[start]

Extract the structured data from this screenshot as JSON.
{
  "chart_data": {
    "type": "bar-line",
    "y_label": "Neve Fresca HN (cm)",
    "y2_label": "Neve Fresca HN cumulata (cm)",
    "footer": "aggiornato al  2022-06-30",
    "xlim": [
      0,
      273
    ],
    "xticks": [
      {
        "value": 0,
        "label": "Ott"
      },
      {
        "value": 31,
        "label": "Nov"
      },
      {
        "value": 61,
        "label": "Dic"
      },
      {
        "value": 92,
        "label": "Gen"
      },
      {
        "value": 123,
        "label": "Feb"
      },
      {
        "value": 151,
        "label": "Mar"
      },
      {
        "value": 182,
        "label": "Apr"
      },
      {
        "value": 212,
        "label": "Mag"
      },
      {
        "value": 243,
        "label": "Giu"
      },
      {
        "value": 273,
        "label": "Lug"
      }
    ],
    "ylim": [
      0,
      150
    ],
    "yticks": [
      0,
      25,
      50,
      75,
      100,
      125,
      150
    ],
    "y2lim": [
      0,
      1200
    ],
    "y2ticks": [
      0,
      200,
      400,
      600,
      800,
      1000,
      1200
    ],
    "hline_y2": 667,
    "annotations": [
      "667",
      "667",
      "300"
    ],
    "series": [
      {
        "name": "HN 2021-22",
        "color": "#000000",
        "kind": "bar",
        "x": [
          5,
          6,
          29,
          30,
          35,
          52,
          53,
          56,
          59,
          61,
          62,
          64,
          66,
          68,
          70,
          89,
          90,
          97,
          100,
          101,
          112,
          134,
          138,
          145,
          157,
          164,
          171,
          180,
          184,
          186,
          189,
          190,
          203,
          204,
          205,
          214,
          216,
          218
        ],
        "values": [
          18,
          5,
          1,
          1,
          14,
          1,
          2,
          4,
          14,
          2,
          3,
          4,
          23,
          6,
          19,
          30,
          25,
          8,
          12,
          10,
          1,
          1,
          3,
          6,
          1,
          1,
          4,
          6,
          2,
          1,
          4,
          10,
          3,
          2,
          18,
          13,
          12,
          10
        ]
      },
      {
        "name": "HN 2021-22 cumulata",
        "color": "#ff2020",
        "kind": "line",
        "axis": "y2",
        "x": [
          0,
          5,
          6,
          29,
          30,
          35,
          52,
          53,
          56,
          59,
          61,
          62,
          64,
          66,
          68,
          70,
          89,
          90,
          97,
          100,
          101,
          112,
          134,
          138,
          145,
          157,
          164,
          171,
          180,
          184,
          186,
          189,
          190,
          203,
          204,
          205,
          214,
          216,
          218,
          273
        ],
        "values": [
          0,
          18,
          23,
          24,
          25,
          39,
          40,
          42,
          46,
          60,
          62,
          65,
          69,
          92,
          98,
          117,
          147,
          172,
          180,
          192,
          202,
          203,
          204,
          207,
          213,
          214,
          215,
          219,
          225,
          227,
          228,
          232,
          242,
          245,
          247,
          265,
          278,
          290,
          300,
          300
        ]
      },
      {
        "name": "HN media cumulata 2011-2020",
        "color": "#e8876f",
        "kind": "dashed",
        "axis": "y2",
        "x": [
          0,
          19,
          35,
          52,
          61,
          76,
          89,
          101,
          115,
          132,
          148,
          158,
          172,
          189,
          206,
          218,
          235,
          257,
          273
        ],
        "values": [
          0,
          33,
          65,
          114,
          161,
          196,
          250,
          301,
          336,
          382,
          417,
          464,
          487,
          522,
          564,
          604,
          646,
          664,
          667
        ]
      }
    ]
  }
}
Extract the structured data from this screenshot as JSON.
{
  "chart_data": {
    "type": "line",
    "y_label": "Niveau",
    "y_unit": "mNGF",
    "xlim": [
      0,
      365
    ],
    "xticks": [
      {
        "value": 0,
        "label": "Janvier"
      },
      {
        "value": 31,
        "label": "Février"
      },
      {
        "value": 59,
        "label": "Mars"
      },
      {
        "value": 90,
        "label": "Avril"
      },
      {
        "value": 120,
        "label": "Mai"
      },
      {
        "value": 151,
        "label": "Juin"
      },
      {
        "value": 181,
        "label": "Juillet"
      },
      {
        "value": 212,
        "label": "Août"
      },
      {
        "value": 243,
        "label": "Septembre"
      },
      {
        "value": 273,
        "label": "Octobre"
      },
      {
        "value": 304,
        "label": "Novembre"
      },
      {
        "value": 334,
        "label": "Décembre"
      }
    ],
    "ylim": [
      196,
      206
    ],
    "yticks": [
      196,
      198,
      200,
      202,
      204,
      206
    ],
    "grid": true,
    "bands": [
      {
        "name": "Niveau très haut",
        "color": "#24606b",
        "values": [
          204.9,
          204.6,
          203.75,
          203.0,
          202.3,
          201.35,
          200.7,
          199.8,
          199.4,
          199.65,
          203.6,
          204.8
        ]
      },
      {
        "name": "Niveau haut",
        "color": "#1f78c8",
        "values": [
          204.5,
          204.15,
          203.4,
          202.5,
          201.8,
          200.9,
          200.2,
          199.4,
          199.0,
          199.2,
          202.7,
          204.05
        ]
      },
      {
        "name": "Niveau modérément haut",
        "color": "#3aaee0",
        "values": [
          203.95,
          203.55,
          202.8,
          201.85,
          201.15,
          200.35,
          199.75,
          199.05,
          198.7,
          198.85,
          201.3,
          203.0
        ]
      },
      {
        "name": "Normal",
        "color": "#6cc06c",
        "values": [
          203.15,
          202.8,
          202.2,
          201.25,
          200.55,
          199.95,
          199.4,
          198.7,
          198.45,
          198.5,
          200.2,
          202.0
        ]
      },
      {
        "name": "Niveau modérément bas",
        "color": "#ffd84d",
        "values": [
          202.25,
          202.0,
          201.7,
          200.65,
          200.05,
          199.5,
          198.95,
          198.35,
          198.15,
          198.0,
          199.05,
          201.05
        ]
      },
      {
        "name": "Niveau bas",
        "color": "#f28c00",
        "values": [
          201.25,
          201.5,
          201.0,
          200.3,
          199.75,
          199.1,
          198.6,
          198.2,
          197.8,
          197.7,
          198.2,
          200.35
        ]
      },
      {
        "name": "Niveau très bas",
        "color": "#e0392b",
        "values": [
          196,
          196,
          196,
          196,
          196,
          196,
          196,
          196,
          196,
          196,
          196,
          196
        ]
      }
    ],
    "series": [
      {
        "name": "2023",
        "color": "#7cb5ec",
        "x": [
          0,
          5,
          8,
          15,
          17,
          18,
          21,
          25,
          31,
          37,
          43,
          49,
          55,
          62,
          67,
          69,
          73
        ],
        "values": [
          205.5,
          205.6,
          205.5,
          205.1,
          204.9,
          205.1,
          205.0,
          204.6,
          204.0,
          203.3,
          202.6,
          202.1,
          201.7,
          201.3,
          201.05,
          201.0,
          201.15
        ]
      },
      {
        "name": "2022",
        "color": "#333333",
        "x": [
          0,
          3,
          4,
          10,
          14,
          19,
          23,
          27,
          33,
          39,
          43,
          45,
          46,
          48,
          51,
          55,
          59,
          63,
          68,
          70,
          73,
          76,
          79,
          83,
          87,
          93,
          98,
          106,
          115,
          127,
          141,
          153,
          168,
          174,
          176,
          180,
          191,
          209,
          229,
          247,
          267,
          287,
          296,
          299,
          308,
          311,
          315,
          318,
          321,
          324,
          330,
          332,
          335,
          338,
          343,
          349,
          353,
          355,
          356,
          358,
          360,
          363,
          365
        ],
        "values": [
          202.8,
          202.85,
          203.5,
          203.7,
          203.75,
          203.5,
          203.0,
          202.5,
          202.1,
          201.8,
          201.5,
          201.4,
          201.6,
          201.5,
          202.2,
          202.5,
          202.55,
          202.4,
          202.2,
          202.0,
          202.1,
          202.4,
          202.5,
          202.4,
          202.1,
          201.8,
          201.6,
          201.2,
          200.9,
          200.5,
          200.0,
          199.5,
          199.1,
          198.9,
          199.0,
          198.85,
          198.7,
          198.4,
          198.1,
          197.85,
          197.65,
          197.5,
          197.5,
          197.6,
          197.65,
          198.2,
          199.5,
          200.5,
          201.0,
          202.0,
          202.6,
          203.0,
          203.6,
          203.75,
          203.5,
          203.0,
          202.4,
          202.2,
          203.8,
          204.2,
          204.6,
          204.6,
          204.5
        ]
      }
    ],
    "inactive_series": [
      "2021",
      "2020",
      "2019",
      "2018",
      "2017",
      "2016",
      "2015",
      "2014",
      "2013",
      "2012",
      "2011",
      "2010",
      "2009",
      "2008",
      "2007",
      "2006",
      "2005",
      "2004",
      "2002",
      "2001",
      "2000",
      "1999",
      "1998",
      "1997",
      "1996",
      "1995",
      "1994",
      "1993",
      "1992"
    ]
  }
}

[end]

## Exercise requirements
Among the lines of the listing, how many hold the string "très"? Respond with only the number.

## Finished answer
2